| Exercise objective |
Repeat the listing word for word. No pictures belong in the copy.

--- start ---

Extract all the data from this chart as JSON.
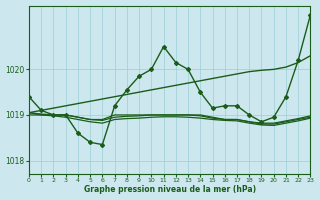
{
  "title": "Graphe pression niveau de la mer (hPa)",
  "background_color": "#cce8ee",
  "grid_color": "#9ecdd6",
  "line_color": "#1a5c1a",
  "xlim": [
    0,
    23
  ],
  "ylim": [
    1017.7,
    1021.4
  ],
  "yticks": [
    1018,
    1019,
    1020
  ],
  "xticks": [
    0,
    1,
    2,
    3,
    4,
    5,
    6,
    7,
    8,
    9,
    10,
    11,
    12,
    13,
    14,
    15,
    16,
    17,
    18,
    19,
    20,
    21,
    22,
    23
  ],
  "series_main": [
    1019.4,
    1019.1,
    1019.0,
    1019.0,
    1018.6,
    1018.4,
    1018.35,
    1019.2,
    1019.55,
    1019.85,
    1020.0,
    1020.5,
    1020.15,
    1020.0,
    1019.5,
    1019.15,
    1019.2,
    1019.2,
    1019.0,
    1018.85,
    1018.95,
    1019.4,
    1020.2,
    1021.2
  ],
  "series_diag": [
    1019.05,
    1019.1,
    1019.15,
    1019.2,
    1019.25,
    1019.3,
    1019.35,
    1019.4,
    1019.45,
    1019.5,
    1019.55,
    1019.6,
    1019.65,
    1019.7,
    1019.75,
    1019.8,
    1019.85,
    1019.9,
    1019.95,
    1019.98,
    1020.0,
    1020.05,
    1020.15,
    1020.3
  ],
  "series_flat1": [
    1019.05,
    1019.0,
    1019.0,
    1019.0,
    1018.95,
    1018.9,
    1018.9,
    1019.0,
    1019.0,
    1019.0,
    1019.0,
    1019.0,
    1019.0,
    1019.0,
    1019.0,
    1018.95,
    1018.9,
    1018.9,
    1018.85,
    1018.8,
    1018.8,
    1018.85,
    1018.9,
    1018.95
  ],
  "series_flat2": [
    1019.0,
    1019.0,
    1018.98,
    1018.95,
    1018.9,
    1018.85,
    1018.82,
    1018.9,
    1018.92,
    1018.93,
    1018.95,
    1018.96,
    1018.96,
    1018.95,
    1018.93,
    1018.9,
    1018.88,
    1018.87,
    1018.82,
    1018.78,
    1018.77,
    1018.82,
    1018.87,
    1018.93
  ],
  "series_flat3": [
    1019.05,
    1019.02,
    1019.0,
    1019.0,
    1018.95,
    1018.9,
    1018.88,
    1018.95,
    1018.97,
    1018.98,
    1019.0,
    1019.0,
    1019.0,
    1019.0,
    1018.98,
    1018.93,
    1018.9,
    1018.9,
    1018.85,
    1018.82,
    1018.82,
    1018.87,
    1018.92,
    1018.98
  ]
}
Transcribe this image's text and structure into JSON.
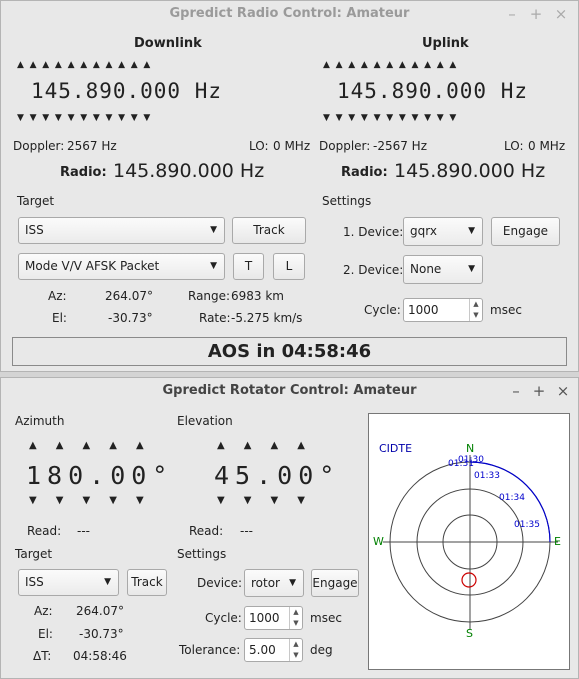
{
  "radio_window": {
    "title": "Gpredict Radio Control: Amateur",
    "controls": [
      "–",
      "+",
      "×"
    ],
    "downlink": {
      "heading": "Downlink",
      "frequency": "145.890.000 Hz",
      "doppler_label": "Doppler:",
      "doppler_value": "2567 Hz",
      "lo_label": "LO:",
      "lo_value": "0 MHz",
      "radio_label": "Radio:",
      "radio_value": "145.890.000 Hz"
    },
    "uplink": {
      "heading": "Uplink",
      "frequency": "145.890.000 Hz",
      "doppler_label": "Doppler:",
      "doppler_value": "-2567 Hz",
      "lo_label": "LO:",
      "lo_value": "0 MHz",
      "radio_label": "Radio:",
      "radio_value": "145.890.000 Hz"
    },
    "target": {
      "heading": "Target",
      "satellite": "ISS",
      "track_button": "Track",
      "transponder": "Mode V/V AFSK Packet",
      "t_button": "T",
      "l_button": "L",
      "az_label": "Az:",
      "az_value": "264.07°",
      "el_label": "El:",
      "el_value": "-30.73°",
      "range_label": "Range:",
      "range_value": "6983 km",
      "rate_label": "Rate:",
      "rate_value": "-5.275 km/s"
    },
    "settings": {
      "heading": "Settings",
      "device1_label": "1. Device:",
      "device1_value": "gqrx",
      "engage_button": "Engage",
      "device2_label": "2. Device:",
      "device2_value": "None",
      "cycle_label": "Cycle:",
      "cycle_value": "1000",
      "cycle_unit": "msec"
    },
    "status": "AOS in 04:58:46"
  },
  "rotator_window": {
    "title": "Gpredict Rotator Control: Amateur",
    "controls": [
      "–",
      "+",
      "×"
    ],
    "azimuth": {
      "heading": "Azimuth",
      "value": "180.00°",
      "read_label": "Read:",
      "read_value": "---"
    },
    "elevation": {
      "heading": "Elevation",
      "value": "45.00°",
      "read_label": "Read:",
      "read_value": "---"
    },
    "target": {
      "heading": "Target",
      "satellite": "ISS",
      "track_button": "Track",
      "az_label": "Az:",
      "az_value": "264.07°",
      "el_label": "El:",
      "el_value": "-30.73°",
      "dt_label": "ΔT:",
      "dt_value": "04:58:46"
    },
    "settings": {
      "heading": "Settings",
      "device_label": "Device:",
      "device_value": "rotor",
      "engage_button": "Engage",
      "cycle_label": "Cycle:",
      "cycle_value": "1000",
      "cycle_unit": "msec",
      "tolerance_label": "Tolerance:",
      "tolerance_value": "5.00",
      "tolerance_unit": "deg"
    },
    "polar": {
      "station": "CIDTE",
      "n": "N",
      "s": "S",
      "e": "E",
      "w": "W",
      "times": [
        "01:30",
        "01:31",
        "01:33",
        "01:34",
        "01:35"
      ],
      "colors": {
        "compass": "#008000",
        "track": "#0000cc",
        "target": "#cc0000"
      }
    }
  }
}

--- end ---

| Solved problem |
Extract all the data from this chart as JSON.
{
  "title": "Graphe pression niveau de la mer (hPa)",
  "background_color": "#cce8ee",
  "grid_color": "#9ecdd6",
  "line_color": "#1a5c1a",
  "xlim": [
    0,
    23
  ],
  "ylim": [
    1017.7,
    1021.4
  ],
  "yticks": [
    1018,
    1019,
    1020
  ],
  "xticks": [
    0,
    1,
    2,
    3,
    4,
    5,
    6,
    7,
    8,
    9,
    10,
    11,
    12,
    13,
    14,
    15,
    16,
    17,
    18,
    19,
    20,
    21,
    22,
    23
  ],
  "series_main": [
    1019.4,
    1019.1,
    1019.0,
    1019.0,
    1018.6,
    1018.4,
    1018.35,
    1019.2,
    1019.55,
    1019.85,
    1020.0,
    1020.5,
    1020.15,
    1020.0,
    1019.5,
    1019.15,
    1019.2,
    1019.2,
    1019.0,
    1018.85,
    1018.95,
    1019.4,
    1020.2,
    1021.2
  ],
  "series_diag": [
    1019.05,
    1019.1,
    1019.15,
    1019.2,
    1019.25,
    1019.3,
    1019.35,
    1019.4,
    1019.45,
    1019.5,
    1019.55,
    1019.6,
    1019.65,
    1019.7,
    1019.75,
    1019.8,
    1019.85,
    1019.9,
    1019.95,
    1019.98,
    1020.0,
    1020.05,
    1020.15,
    1020.3
  ],
  "series_flat1": [
    1019.05,
    1019.0,
    1019.0,
    1019.0,
    1018.95,
    1018.9,
    1018.9,
    1019.0,
    1019.0,
    1019.0,
    1019.0,
    1019.0,
    1019.0,
    1019.0,
    1019.0,
    1018.95,
    1018.9,
    1018.9,
    1018.85,
    1018.8,
    1018.8,
    1018.85,
    1018.9,
    1018.95
  ],
  "series_flat2": [
    1019.0,
    1019.0,
    1018.98,
    1018.95,
    1018.9,
    1018.85,
    1018.82,
    1018.9,
    1018.92,
    1018.93,
    1018.95,
    1018.96,
    1018.96,
    1018.95,
    1018.93,
    1018.9,
    1018.88,
    1018.87,
    1018.82,
    1018.78,
    1018.77,
    1018.82,
    1018.87,
    1018.93
  ],
  "series_flat3": [
    1019.05,
    1019.02,
    1019.0,
    1019.0,
    1018.95,
    1018.9,
    1018.88,
    1018.95,
    1018.97,
    1018.98,
    1019.0,
    1019.0,
    1019.0,
    1019.0,
    1018.98,
    1018.93,
    1018.9,
    1018.9,
    1018.85,
    1018.82,
    1018.82,
    1018.87,
    1018.92,
    1018.98
  ]
}
Transcribe this image's text and structure into JSON.
{
  "radio_window": {
    "title": "Gpredict Radio Control: Amateur",
    "controls": [
      "–",
      "+",
      "×"
    ],
    "downlink": {
      "heading": "Downlink",
      "frequency": "145.890.000 Hz",
      "doppler_label": "Doppler:",
      "doppler_value": "2567 Hz",
      "lo_label": "LO:",
      "lo_value": "0 MHz",
      "radio_label": "Radio:",
      "radio_value": "145.890.000 Hz"
    },
    "uplink": {
      "heading": "Uplink",
      "frequency": "145.890.000 Hz",
      "doppler_label": "Doppler:",
      "doppler_value": "-2567 Hz",
      "lo_label": "LO:",
      "lo_value": "0 MHz",
      "radio_label": "Radio:",
      "radio_value": "145.890.000 Hz"
    },
    "target": {
      "heading": "Target",
      "satellite": "ISS",
      "track_button": "Track",
      "transponder": "Mode V/V AFSK Packet",
      "t_button": "T",
      "l_button": "L",
      "az_label": "Az:",
      "az_value": "264.07°",
      "el_label": "El:",
      "el_value": "-30.73°",
      "range_label": "Range:",
      "range_value": "6983 km",
      "rate_label": "Rate:",
      "rate_value": "-5.275 km/s"
    },
    "settings": {
      "heading": "Settings",
      "device1_label": "1. Device:",
      "device1_value": "gqrx",
      "engage_button": "Engage",
      "device2_label": "2. Device:",
      "device2_value": "None",
      "cycle_label": "Cycle:",
      "cycle_value": "1000",
      "cycle_unit": "msec"
    },
    "status": "AOS in 04:58:46"
  },
  "rotator_window": {
    "title": "Gpredict Rotator Control: Amateur",
    "controls": [
      "–",
      "+",
      "×"
    ],
    "azimuth": {
      "heading": "Azimuth",
      "value": "180.00°",
      "read_label": "Read:",
      "read_value": "---"
    },
    "elevation": {
      "heading": "Elevation",
      "value": "45.00°",
      "read_label": "Read:",
      "read_value": "---"
    },
    "target": {
      "heading": "Target",
      "satellite": "ISS",
      "track_button": "Track",
      "az_label": "Az:",
      "az_value": "264.07°",
      "el_label": "El:",
      "el_value": "-30.73°",
      "dt_label": "ΔT:",
      "dt_value": "04:58:46"
    },
    "settings": {
      "heading": "Settings",
      "device_label": "Device:",
      "device_value": "rotor",
      "engage_button": "Engage",
      "cycle_label": "Cycle:",
      "cycle_value": "1000",
      "cycle_unit": "msec",
      "tolerance_label": "Tolerance:",
      "tolerance_value": "5.00",
      "tolerance_unit": "deg"
    },
    "polar": {
      "station": "CIDTE",
      "n": "N",
      "s": "S",
      "e": "E",
      "w": "W",
      "times": [
        "01:30",
        "01:31",
        "01:33",
        "01:34",
        "01:35"
      ],
      "colors": {
        "compass": "#008000",
        "track": "#0000cc",
        "target": "#cc0000"
      }
    }
  }
}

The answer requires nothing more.